[Records from a dataset]
>> Start
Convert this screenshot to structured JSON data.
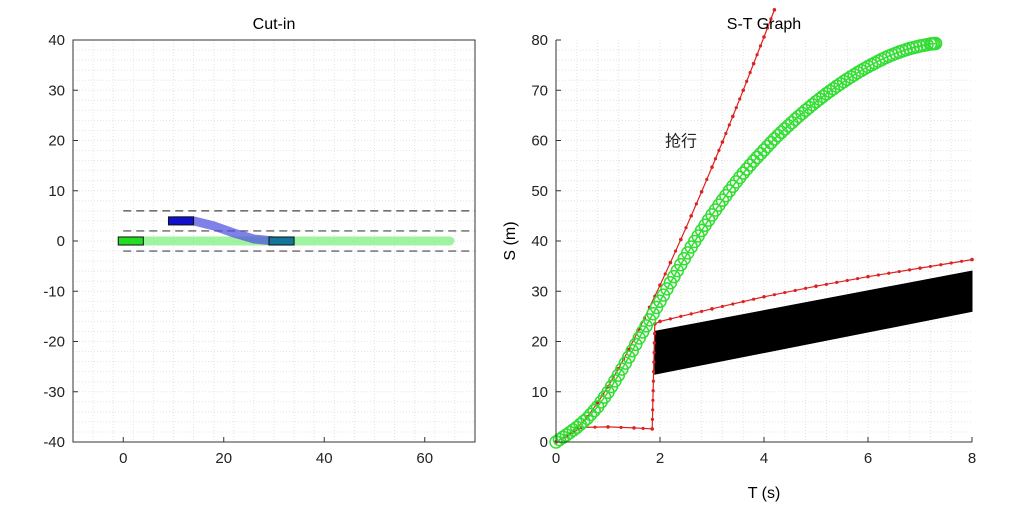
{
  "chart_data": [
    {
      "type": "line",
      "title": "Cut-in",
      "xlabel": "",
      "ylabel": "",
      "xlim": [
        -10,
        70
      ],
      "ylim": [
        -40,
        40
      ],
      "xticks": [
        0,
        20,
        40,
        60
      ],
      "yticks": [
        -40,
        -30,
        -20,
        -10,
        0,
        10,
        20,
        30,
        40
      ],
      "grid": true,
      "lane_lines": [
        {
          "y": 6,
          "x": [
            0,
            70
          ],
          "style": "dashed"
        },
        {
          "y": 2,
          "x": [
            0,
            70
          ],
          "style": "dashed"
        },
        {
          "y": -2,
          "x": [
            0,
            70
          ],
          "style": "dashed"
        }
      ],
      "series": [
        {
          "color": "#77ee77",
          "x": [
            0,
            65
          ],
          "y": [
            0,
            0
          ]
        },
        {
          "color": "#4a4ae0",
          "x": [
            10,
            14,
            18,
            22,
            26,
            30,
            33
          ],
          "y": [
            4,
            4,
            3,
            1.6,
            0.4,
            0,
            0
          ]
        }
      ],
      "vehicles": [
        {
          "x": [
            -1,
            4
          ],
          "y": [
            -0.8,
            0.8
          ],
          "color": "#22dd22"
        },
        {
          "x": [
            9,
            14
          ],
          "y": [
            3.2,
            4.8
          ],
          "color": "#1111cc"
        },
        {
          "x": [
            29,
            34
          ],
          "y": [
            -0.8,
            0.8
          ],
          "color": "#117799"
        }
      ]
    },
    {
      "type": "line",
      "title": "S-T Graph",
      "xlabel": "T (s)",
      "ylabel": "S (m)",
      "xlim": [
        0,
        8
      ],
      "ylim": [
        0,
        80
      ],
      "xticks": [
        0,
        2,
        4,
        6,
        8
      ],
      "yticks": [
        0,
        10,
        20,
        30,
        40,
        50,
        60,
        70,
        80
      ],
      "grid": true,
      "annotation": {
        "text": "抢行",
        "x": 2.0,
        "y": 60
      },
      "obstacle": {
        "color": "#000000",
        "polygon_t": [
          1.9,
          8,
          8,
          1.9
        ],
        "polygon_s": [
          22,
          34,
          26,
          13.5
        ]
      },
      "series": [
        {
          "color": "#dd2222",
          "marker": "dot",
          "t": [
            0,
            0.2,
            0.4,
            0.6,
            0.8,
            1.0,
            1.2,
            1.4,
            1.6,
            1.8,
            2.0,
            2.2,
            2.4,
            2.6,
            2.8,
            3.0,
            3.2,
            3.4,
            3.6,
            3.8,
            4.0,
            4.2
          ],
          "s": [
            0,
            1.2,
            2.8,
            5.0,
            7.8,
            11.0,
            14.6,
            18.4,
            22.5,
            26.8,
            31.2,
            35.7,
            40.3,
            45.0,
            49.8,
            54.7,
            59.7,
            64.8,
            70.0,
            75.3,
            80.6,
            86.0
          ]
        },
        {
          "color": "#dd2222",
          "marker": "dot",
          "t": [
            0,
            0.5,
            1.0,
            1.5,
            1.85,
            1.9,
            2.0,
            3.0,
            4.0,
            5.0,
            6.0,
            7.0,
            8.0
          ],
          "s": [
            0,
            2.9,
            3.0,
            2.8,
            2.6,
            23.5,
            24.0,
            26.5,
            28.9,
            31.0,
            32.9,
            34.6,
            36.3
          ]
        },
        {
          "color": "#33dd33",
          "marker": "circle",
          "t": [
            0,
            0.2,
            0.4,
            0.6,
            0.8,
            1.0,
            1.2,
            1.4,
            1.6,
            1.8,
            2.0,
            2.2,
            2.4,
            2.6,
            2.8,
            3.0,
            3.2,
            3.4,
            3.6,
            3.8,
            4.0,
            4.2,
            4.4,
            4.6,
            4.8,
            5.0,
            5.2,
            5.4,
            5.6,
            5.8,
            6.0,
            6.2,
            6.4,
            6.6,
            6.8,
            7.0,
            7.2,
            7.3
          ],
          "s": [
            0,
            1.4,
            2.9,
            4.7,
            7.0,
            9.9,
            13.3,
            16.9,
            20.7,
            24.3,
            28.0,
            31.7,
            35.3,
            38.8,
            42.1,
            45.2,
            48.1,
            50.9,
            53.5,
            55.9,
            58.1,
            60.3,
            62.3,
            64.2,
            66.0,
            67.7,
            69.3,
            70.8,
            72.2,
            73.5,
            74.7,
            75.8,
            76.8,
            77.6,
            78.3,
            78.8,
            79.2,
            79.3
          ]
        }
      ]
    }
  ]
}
>> End
>> Start
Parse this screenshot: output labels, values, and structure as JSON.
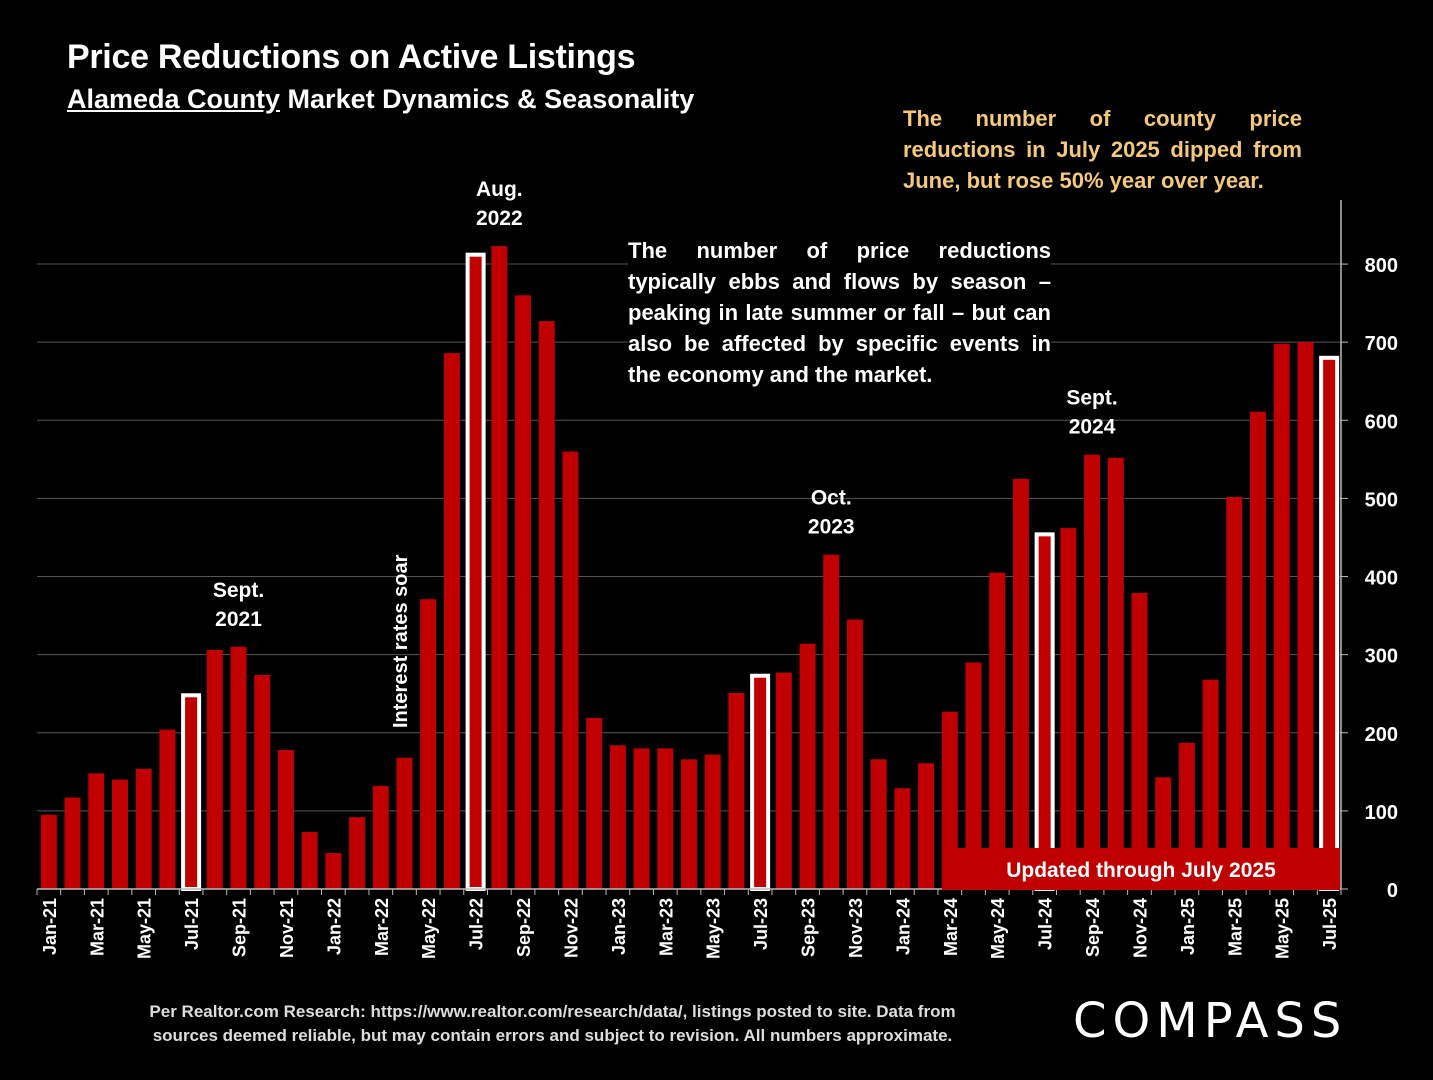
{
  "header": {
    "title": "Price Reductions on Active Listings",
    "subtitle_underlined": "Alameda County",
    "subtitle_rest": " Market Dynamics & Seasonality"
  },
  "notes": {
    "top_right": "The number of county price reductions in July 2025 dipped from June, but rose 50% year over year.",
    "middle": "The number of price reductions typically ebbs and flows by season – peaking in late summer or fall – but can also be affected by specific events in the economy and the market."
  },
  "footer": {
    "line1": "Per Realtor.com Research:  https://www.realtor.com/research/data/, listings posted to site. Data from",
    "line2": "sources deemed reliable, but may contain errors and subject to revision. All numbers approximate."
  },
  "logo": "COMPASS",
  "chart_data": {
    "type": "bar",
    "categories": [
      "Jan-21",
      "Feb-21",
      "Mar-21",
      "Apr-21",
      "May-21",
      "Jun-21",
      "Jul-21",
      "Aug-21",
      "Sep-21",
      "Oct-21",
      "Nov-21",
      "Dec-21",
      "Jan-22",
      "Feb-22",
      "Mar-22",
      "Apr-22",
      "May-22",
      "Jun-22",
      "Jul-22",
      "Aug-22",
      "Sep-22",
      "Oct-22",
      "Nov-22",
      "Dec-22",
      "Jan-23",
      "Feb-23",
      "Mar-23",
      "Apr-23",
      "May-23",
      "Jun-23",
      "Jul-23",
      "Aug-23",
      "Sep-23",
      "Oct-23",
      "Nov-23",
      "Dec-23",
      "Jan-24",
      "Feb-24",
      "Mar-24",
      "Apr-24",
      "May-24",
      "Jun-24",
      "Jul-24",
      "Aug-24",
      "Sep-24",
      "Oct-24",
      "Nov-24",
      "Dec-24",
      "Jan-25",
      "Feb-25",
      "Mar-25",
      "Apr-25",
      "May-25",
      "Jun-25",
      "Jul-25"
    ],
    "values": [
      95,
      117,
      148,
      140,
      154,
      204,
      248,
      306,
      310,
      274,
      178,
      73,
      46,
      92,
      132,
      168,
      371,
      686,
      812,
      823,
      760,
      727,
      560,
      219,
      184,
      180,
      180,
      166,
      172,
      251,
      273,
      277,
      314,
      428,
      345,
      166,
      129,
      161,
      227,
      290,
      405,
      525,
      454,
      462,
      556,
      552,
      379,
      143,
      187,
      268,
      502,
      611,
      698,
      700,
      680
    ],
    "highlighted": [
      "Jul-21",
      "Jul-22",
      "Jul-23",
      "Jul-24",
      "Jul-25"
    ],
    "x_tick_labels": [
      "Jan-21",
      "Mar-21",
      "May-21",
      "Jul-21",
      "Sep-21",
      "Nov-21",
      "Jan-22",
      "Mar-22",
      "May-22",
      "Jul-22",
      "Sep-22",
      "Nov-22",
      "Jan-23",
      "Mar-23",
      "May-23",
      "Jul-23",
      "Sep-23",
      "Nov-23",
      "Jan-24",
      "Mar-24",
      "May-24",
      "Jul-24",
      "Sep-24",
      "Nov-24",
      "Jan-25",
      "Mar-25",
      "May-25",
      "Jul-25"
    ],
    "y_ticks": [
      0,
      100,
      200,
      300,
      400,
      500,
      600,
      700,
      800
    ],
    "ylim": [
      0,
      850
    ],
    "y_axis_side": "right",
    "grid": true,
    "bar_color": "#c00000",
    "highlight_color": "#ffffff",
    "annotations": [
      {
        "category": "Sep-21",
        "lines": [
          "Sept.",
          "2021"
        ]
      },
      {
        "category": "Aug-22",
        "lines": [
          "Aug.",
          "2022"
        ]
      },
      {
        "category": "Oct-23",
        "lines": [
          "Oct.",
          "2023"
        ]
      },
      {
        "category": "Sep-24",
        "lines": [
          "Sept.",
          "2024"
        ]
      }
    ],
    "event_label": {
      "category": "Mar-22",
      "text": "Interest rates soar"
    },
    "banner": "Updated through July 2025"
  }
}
>> End
What to do:
Say how many lines in the records hold the string "JSON", and say nothing else.

Answer to this task:
2